* Task details
Your answer should be a single number: the count of lines that include the word "indicated".

* Excerpted data
## start

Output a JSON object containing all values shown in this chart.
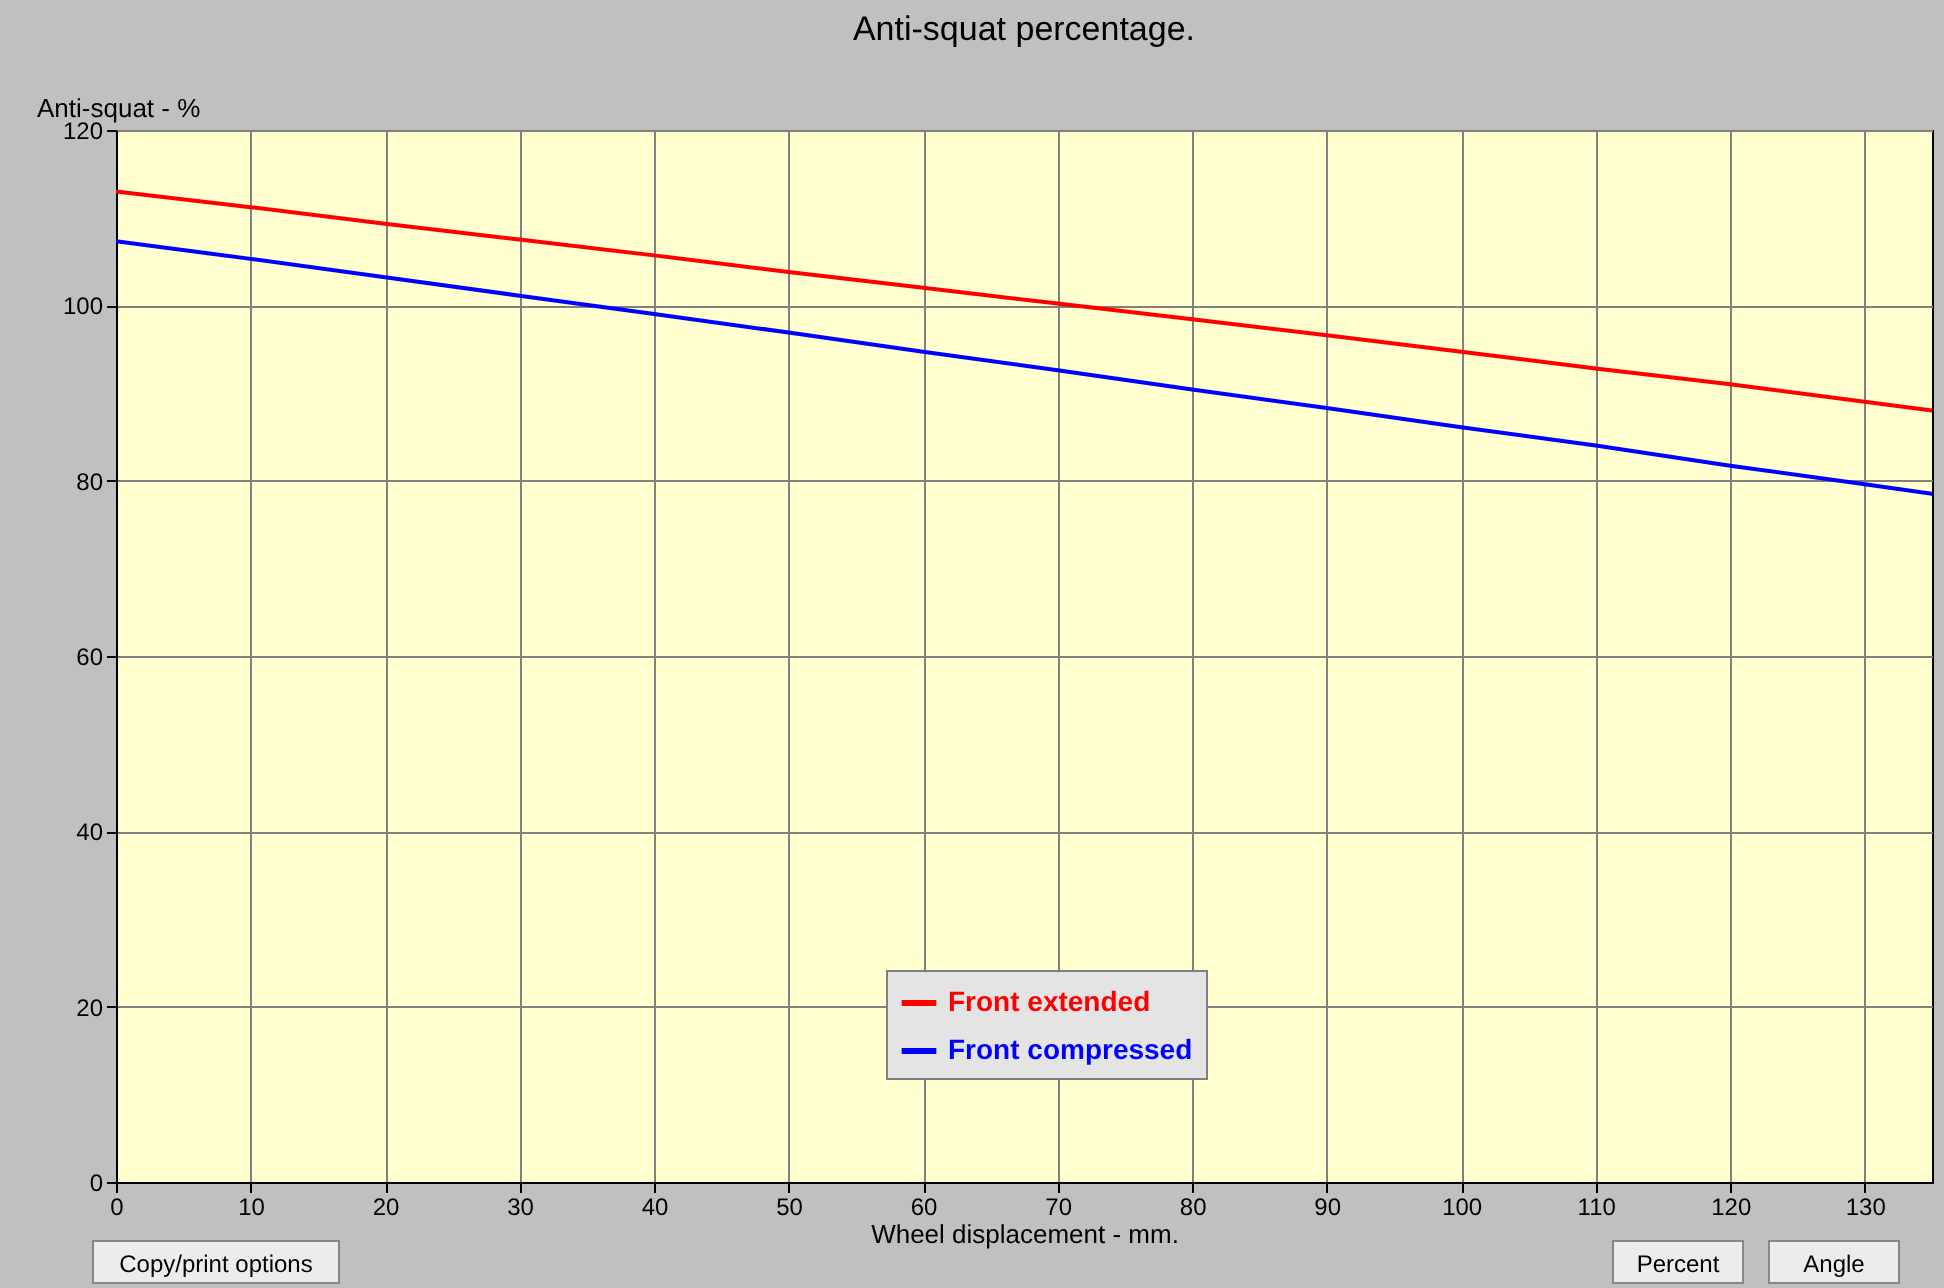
{
  "chart_data": {
    "type": "line",
    "title": "Anti-squat percentage.",
    "xlabel": "Wheel displacement - mm.",
    "ylabel": "Anti-squat - %",
    "x": [
      0,
      10,
      20,
      30,
      40,
      50,
      60,
      70,
      80,
      90,
      100,
      110,
      120,
      130,
      135
    ],
    "series": [
      {
        "name": "Front extended",
        "color": "#ff0000",
        "values": [
          113,
          111.2,
          109.3,
          107.5,
          105.7,
          103.8,
          102,
          100.2,
          98.4,
          96.6,
          94.7,
          92.8,
          91,
          89,
          88
        ]
      },
      {
        "name": "Front compressed",
        "color": "#0000ff",
        "values": [
          107.3,
          105.3,
          103.2,
          101.1,
          99,
          96.9,
          94.7,
          92.6,
          90.4,
          88.3,
          86.1,
          84,
          81.7,
          79.6,
          78.5
        ]
      }
    ],
    "xlim": [
      0,
      135
    ],
    "xticks": [
      0,
      10,
      20,
      30,
      40,
      50,
      60,
      70,
      80,
      90,
      100,
      110,
      120,
      130
    ],
    "ylim": [
      0,
      120
    ],
    "yticks": [
      0,
      20,
      40,
      60,
      80,
      100,
      120
    ],
    "grid": true,
    "legend": "bottom",
    "line_style": "solid",
    "annotations": [
      "Copy/print options",
      "Percent",
      "Angle"
    ]
  }
}
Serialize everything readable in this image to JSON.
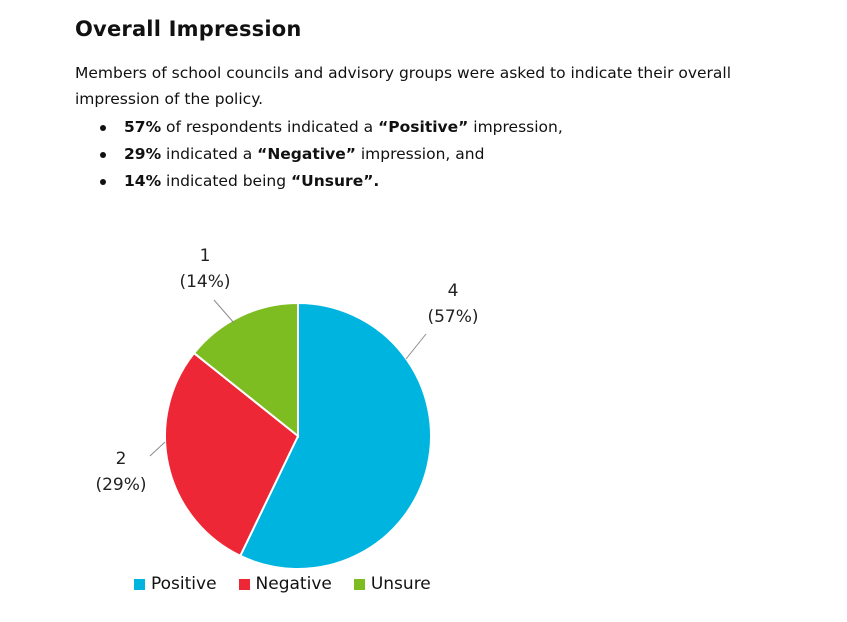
{
  "heading": "Overall Impression",
  "intro": "Members of school councils and advisory groups were asked to indicate their overall impression of the policy.",
  "bullets": [
    {
      "pct": "57%",
      "pre": " of respondents indicated a ",
      "term": "“Positive”",
      "post": " impression,"
    },
    {
      "pct": "29%",
      "pre": " indicated a ",
      "term": "“Negative”",
      "post": " impression, and"
    },
    {
      "pct": "14%",
      "pre": " indicated being ",
      "term": "“Unsure”.",
      "post": ""
    }
  ],
  "chart_data": {
    "type": "pie",
    "title": "",
    "slices": [
      {
        "name": "Positive",
        "value": 4,
        "label_count": "4",
        "label_pct": "(57%)",
        "color": "#00B4E0"
      },
      {
        "name": "Negative",
        "value": 2,
        "label_count": "2",
        "label_pct": "(29%)",
        "color": "#EE2737"
      },
      {
        "name": "Unsure",
        "value": 1,
        "label_count": "1",
        "label_pct": "(14%)",
        "color": "#7DBD21"
      }
    ],
    "legend_position": "bottom"
  }
}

## end

* Worked answer
3